**GOAL OF THE EXERCISE**. Report every line in the listing below where the string "JSON" shows up.

**PROVIDED MATERIAL**.
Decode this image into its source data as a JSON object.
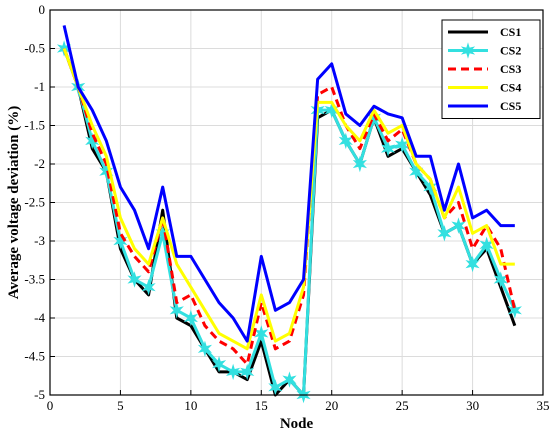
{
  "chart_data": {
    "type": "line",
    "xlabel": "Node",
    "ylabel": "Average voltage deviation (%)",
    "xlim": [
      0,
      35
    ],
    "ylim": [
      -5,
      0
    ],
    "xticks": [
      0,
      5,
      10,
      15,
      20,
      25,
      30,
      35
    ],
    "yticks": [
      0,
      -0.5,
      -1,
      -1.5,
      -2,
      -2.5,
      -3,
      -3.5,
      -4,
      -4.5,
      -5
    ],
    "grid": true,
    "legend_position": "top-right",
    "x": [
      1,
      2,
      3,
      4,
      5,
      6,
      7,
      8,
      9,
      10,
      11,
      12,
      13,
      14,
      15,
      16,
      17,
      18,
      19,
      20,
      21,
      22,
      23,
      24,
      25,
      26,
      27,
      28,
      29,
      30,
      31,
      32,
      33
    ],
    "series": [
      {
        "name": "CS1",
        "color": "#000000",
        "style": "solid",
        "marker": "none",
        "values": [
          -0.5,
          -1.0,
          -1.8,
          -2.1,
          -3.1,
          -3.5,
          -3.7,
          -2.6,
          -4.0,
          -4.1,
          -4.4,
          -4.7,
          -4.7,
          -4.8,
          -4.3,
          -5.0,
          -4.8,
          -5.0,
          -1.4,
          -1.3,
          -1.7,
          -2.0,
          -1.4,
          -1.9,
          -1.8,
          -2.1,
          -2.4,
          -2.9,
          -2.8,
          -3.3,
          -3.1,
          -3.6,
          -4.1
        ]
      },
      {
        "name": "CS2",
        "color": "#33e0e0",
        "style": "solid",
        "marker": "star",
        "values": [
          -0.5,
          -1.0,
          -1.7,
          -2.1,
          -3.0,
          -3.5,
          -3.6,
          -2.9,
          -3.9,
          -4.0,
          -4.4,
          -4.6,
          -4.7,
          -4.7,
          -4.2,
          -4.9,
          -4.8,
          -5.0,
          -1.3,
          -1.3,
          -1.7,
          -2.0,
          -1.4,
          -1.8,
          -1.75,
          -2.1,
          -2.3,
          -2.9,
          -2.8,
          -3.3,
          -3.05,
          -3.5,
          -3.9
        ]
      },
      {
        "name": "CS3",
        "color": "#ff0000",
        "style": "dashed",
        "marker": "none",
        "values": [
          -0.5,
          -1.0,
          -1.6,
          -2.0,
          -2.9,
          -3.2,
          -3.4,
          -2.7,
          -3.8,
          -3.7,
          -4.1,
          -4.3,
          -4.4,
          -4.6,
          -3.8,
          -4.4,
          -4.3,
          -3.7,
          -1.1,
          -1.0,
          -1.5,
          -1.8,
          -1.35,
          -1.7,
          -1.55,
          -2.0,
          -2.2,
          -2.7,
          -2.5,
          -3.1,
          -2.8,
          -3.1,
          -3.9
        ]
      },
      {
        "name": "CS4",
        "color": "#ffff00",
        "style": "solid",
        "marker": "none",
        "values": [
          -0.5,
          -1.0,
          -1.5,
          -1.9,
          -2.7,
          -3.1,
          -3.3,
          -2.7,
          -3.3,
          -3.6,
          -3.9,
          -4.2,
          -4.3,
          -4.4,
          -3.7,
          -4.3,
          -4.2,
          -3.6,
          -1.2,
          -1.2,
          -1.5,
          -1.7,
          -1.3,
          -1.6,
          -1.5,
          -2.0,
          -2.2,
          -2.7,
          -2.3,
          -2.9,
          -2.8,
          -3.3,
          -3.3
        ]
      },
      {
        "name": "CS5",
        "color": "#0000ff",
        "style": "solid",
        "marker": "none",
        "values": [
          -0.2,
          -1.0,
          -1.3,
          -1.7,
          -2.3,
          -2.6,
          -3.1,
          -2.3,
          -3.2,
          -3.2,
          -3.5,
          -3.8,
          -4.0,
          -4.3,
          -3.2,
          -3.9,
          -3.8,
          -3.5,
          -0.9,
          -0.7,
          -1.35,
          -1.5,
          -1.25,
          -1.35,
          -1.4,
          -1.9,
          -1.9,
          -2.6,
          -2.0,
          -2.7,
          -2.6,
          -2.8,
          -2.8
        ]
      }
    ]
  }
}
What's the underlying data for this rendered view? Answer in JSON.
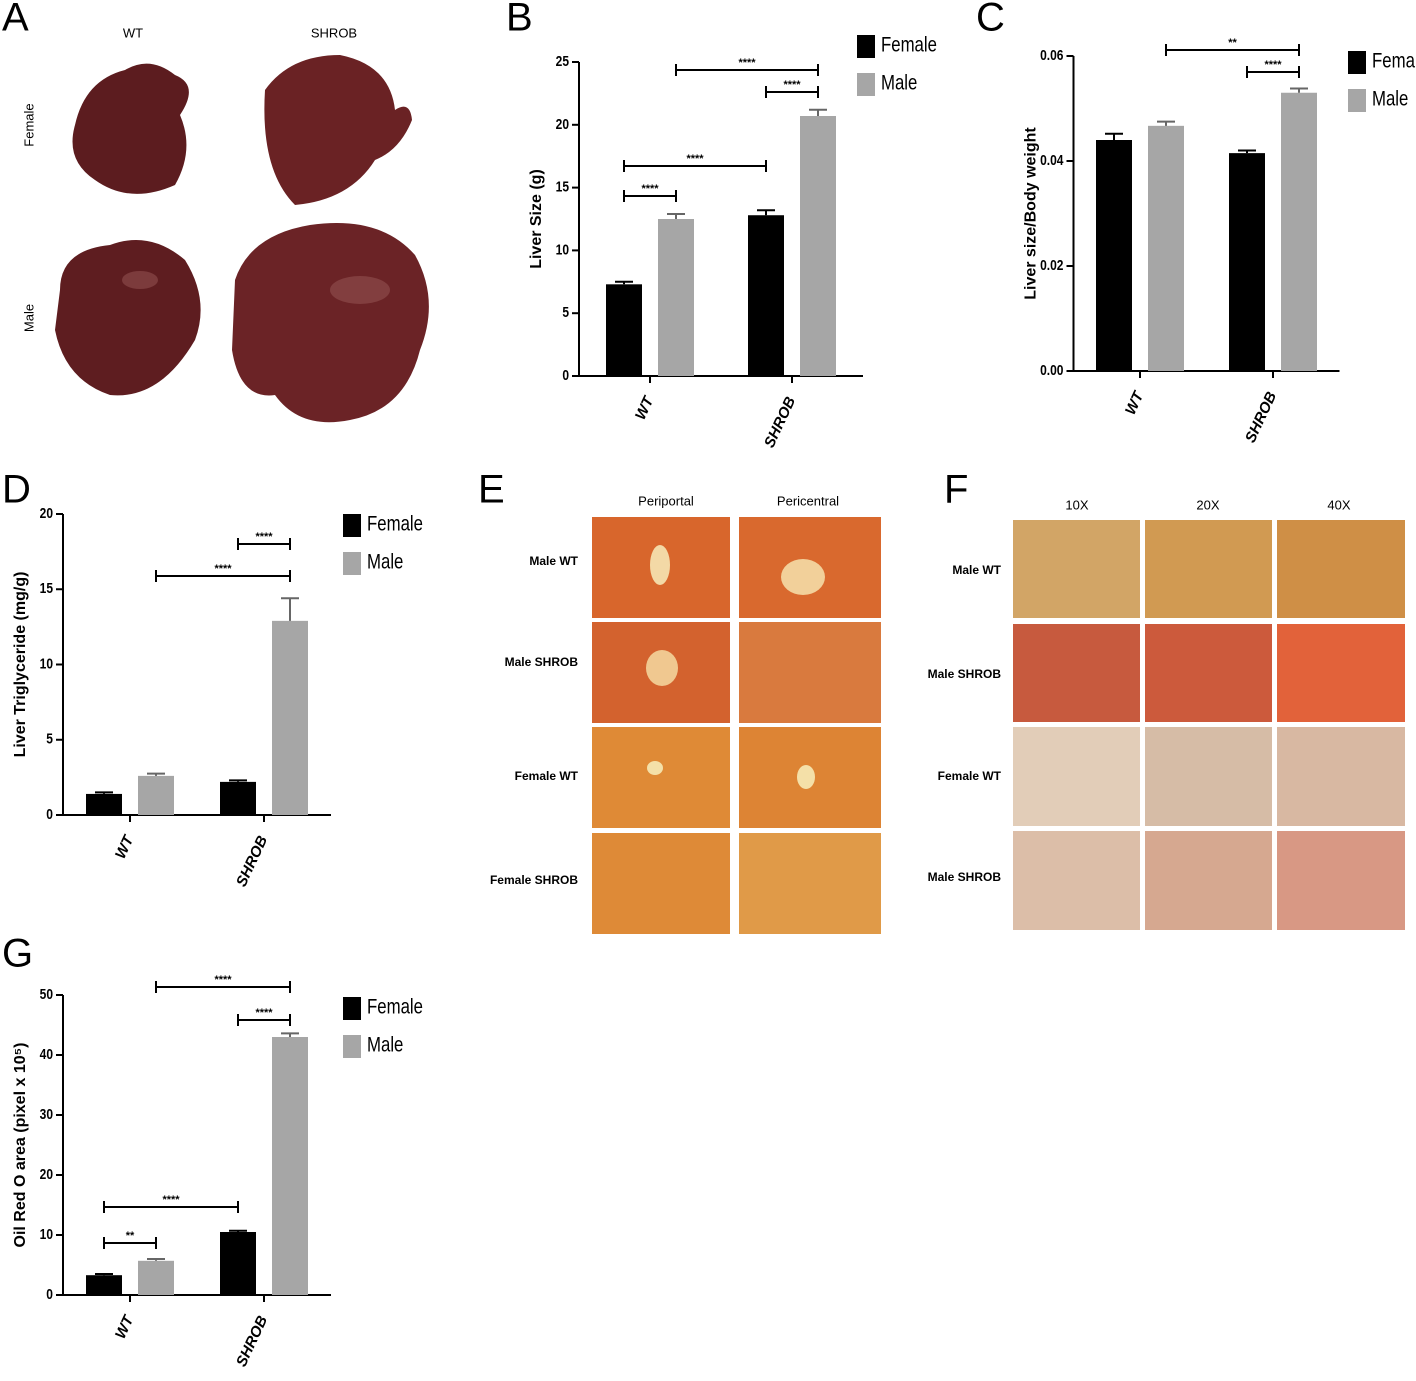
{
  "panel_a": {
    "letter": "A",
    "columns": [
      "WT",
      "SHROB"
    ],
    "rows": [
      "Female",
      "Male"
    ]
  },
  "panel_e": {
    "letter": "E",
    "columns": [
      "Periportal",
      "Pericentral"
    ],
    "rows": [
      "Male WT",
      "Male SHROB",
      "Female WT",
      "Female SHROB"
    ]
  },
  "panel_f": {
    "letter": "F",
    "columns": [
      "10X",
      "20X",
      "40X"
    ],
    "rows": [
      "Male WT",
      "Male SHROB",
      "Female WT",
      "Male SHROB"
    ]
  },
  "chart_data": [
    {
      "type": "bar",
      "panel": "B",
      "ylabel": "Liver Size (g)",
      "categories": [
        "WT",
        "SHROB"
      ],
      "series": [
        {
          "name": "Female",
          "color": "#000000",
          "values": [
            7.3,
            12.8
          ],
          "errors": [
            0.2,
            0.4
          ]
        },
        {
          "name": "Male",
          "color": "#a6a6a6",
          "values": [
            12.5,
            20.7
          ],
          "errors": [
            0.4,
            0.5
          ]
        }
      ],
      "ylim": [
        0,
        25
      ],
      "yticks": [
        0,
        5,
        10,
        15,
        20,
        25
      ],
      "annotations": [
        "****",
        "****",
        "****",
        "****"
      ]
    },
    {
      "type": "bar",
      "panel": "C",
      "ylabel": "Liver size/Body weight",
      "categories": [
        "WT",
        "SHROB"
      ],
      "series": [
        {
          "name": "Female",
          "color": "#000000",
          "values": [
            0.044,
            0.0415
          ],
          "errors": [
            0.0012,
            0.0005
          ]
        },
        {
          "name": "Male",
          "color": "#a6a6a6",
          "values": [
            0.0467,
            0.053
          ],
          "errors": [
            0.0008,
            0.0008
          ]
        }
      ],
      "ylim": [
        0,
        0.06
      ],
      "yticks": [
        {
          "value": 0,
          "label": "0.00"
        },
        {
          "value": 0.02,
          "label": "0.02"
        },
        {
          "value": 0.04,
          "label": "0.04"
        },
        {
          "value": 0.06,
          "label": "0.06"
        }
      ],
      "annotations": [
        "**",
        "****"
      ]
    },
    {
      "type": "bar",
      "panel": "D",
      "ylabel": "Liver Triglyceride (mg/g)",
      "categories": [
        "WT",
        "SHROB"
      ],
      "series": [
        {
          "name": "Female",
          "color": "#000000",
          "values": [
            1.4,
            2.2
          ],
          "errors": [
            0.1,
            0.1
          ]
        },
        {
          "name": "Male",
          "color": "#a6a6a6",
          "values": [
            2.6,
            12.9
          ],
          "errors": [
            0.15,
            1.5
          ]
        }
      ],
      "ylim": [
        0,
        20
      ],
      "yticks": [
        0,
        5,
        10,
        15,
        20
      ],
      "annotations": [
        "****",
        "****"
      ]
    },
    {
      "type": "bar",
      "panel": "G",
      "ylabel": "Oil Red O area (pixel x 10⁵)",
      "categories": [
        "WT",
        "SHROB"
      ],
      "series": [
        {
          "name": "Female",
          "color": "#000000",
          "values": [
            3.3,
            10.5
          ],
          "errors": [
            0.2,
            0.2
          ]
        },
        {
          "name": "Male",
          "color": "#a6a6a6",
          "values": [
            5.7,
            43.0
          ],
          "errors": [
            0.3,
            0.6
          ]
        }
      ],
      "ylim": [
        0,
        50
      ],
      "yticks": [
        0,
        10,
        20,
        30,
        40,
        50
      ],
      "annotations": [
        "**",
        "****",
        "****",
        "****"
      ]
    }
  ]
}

**WRITTEN RESPONSE**.
Decode this image into its source data as a JSON object.
What's the underlying data for this rendered view? Answer in JSON.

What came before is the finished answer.